[REQUEST]:
Convert the stretch of the records below, from the line containing "vm-connection-window: Windows_10_R1 на" through the line containing "sidebar-item-clipboard[interactable]: Буфер обмена", into a Markdown table with two columns, Row and Line. Skip any blank lines.

[AVAILABLE RECORDS]:

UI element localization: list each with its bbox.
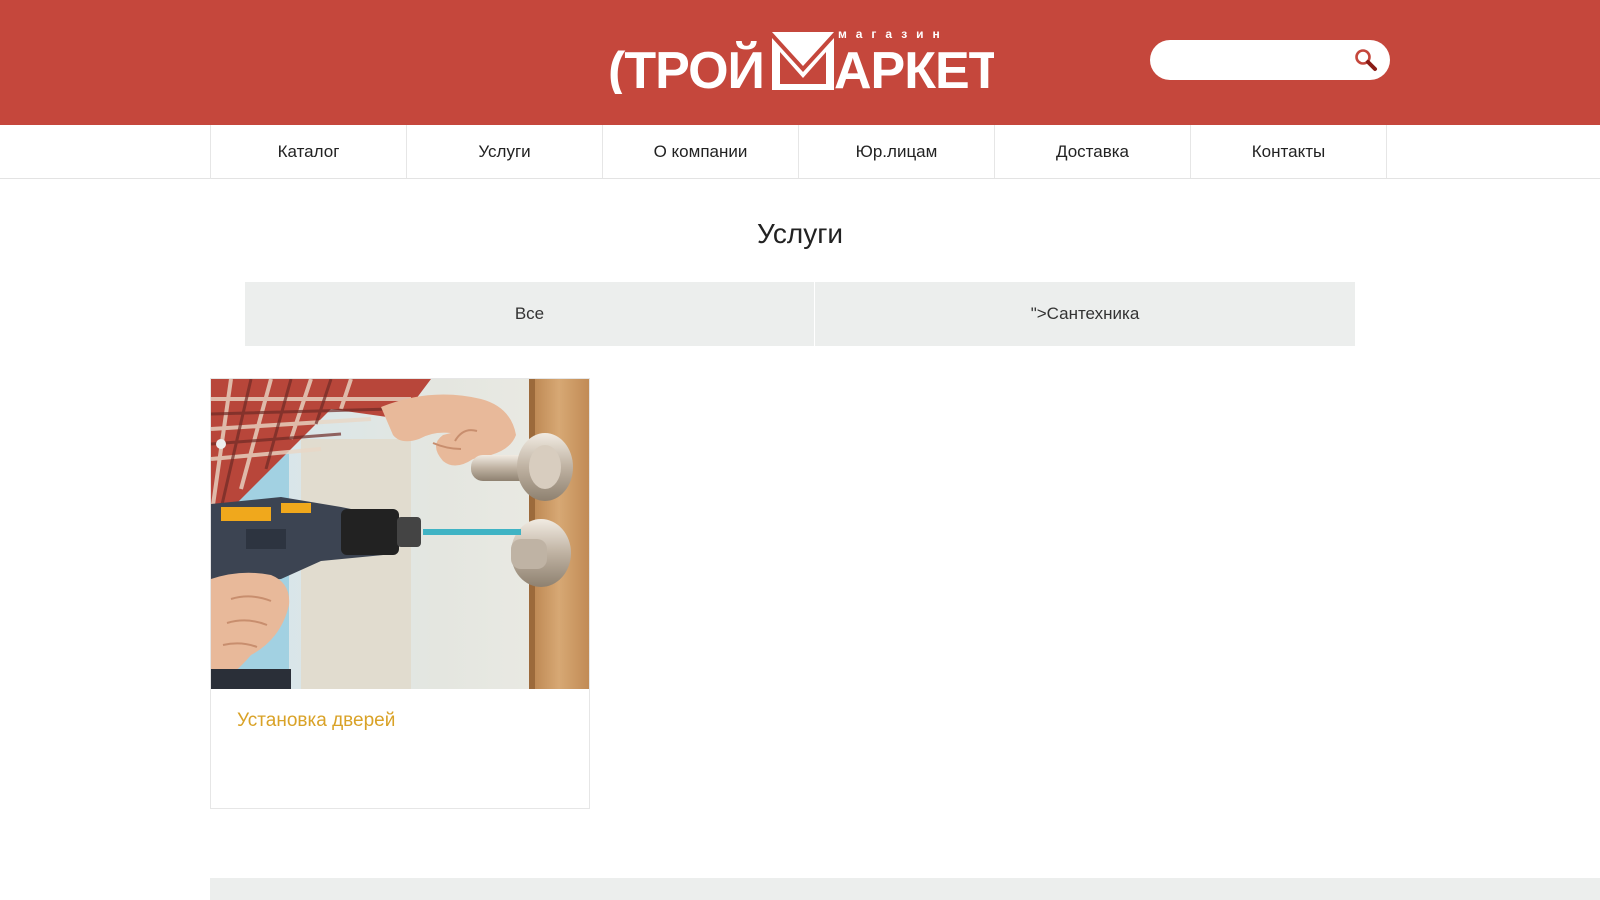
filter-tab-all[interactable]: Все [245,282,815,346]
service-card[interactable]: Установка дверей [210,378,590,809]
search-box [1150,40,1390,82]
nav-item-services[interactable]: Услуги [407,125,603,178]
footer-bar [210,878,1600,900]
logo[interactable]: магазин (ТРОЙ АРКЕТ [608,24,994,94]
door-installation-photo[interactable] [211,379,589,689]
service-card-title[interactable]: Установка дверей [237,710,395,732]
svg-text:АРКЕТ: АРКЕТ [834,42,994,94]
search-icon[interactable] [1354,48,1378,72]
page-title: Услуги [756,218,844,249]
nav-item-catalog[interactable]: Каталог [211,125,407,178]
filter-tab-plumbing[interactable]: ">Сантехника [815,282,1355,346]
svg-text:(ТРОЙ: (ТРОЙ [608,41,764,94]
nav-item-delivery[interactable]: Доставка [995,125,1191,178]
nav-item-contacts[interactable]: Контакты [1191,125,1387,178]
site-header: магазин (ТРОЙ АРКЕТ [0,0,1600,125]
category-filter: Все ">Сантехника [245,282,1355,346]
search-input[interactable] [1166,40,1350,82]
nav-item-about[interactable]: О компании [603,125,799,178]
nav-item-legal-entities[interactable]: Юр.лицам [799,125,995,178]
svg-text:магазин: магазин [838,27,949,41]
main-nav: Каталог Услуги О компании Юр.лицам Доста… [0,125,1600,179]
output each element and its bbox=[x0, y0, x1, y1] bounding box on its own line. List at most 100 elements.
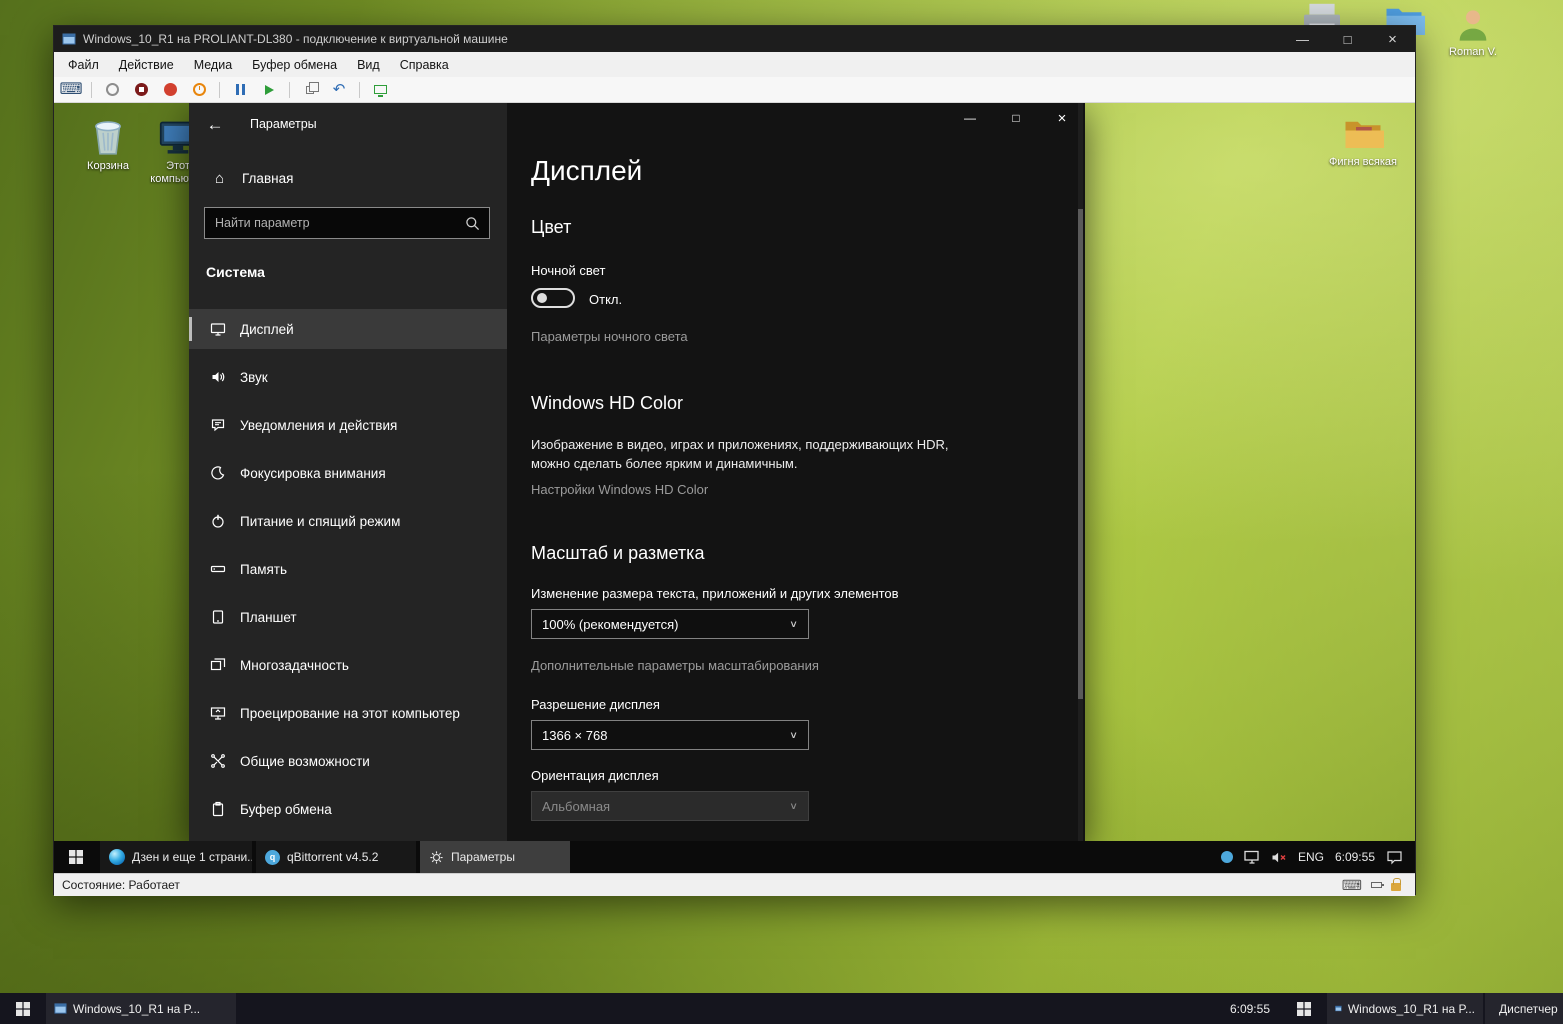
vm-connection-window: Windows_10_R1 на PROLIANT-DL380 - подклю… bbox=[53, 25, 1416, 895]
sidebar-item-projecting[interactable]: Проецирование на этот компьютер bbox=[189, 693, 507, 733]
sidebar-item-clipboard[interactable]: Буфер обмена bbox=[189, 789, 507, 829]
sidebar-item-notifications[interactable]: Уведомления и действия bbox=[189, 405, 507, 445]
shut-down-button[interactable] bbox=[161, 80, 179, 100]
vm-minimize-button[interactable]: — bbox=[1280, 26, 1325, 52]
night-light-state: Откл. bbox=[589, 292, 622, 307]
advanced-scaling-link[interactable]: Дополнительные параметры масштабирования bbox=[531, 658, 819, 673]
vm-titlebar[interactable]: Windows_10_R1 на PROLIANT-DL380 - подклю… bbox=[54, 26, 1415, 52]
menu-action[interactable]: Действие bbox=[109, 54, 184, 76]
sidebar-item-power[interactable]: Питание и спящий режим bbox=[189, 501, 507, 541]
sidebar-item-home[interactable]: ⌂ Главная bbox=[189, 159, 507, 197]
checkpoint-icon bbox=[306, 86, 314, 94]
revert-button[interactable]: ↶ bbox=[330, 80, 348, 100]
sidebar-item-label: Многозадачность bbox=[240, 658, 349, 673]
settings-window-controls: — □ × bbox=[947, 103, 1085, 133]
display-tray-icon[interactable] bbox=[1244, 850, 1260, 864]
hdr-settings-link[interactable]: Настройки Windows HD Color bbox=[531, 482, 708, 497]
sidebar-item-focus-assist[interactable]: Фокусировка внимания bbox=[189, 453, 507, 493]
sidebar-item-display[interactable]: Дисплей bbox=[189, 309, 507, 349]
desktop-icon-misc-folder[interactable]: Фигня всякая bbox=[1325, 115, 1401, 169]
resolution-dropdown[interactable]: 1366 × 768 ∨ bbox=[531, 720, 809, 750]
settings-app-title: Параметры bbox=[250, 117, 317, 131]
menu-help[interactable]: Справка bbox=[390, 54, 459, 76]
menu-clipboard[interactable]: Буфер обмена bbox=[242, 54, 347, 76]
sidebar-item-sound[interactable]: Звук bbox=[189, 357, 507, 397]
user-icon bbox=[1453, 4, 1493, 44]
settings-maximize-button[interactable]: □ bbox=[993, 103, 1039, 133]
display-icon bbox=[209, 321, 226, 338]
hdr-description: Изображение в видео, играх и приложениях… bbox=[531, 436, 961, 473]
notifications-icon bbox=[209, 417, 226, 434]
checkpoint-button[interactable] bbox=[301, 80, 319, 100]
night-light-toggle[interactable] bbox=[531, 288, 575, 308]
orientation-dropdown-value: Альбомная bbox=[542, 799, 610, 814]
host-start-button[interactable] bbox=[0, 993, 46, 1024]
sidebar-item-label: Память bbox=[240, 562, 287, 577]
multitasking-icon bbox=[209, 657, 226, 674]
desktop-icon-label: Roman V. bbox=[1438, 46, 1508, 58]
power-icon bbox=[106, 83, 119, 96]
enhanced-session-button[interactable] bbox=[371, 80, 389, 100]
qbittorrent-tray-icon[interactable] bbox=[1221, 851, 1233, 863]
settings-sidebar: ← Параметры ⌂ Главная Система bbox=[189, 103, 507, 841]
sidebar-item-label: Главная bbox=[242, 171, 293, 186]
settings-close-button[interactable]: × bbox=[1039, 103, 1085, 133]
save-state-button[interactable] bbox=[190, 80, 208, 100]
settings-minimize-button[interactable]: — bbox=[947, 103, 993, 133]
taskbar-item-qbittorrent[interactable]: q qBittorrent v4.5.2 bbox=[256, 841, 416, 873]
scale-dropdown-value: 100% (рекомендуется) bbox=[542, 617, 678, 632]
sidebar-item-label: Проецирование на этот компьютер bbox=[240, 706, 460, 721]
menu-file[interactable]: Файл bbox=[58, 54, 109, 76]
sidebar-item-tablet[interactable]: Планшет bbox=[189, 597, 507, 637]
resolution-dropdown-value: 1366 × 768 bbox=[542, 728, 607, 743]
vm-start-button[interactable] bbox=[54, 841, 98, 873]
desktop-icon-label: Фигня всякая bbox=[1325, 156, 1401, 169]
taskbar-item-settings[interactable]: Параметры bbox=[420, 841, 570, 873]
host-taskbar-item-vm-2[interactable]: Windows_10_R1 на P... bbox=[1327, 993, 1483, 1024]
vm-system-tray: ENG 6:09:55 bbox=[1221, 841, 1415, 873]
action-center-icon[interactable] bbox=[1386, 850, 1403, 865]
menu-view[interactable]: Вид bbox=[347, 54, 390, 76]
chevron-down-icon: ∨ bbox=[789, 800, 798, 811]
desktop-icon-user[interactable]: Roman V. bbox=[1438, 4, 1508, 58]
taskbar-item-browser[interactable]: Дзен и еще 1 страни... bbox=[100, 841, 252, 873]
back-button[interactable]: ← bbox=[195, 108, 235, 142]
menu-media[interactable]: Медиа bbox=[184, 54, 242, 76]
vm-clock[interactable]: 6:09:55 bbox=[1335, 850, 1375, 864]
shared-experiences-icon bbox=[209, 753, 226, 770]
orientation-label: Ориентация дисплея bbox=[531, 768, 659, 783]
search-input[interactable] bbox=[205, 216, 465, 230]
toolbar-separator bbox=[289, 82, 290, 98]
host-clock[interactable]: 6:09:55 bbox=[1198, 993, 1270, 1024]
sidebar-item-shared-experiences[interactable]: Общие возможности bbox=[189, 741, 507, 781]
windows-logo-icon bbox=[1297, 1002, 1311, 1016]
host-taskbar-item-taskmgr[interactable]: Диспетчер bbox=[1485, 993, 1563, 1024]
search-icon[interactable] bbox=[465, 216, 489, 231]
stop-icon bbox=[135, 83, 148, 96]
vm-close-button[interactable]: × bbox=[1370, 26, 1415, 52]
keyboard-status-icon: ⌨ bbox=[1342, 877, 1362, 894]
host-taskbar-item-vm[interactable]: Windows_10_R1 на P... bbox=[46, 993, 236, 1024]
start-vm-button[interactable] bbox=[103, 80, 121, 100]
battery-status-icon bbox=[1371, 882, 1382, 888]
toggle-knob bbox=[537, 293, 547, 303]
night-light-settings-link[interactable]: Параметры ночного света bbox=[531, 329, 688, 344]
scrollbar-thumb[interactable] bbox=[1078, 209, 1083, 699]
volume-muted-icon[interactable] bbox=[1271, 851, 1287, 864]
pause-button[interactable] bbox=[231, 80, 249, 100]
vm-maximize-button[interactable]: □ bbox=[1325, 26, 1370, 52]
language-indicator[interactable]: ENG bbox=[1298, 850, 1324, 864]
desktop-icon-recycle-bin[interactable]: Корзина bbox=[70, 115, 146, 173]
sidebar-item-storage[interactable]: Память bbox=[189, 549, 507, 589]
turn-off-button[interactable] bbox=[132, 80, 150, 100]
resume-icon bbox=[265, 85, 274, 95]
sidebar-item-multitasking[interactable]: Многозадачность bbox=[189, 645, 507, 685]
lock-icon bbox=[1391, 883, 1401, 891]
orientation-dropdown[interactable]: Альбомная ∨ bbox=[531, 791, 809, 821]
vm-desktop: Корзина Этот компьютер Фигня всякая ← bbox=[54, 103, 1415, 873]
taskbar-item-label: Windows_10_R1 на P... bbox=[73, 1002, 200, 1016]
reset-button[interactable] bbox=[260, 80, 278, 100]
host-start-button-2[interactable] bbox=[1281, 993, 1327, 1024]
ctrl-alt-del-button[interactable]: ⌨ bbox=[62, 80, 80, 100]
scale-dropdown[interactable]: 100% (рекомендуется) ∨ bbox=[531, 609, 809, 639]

[EXERCISE OUTPUT]:
| Row | Line |
|---|---|
| 1 | vm-connection-window: Windows_10_R1 на PROLIANT-DL380 - подклю… bbox=[53, 25, 1416, 895] |
| 2 | sidebar-item-projecting[interactable]: Проецирование на этот компьютер bbox=[189, 693, 507, 733] |
| 3 | sidebar-item-clipboard[interactable]: Буфер обмена bbox=[189, 789, 507, 829] |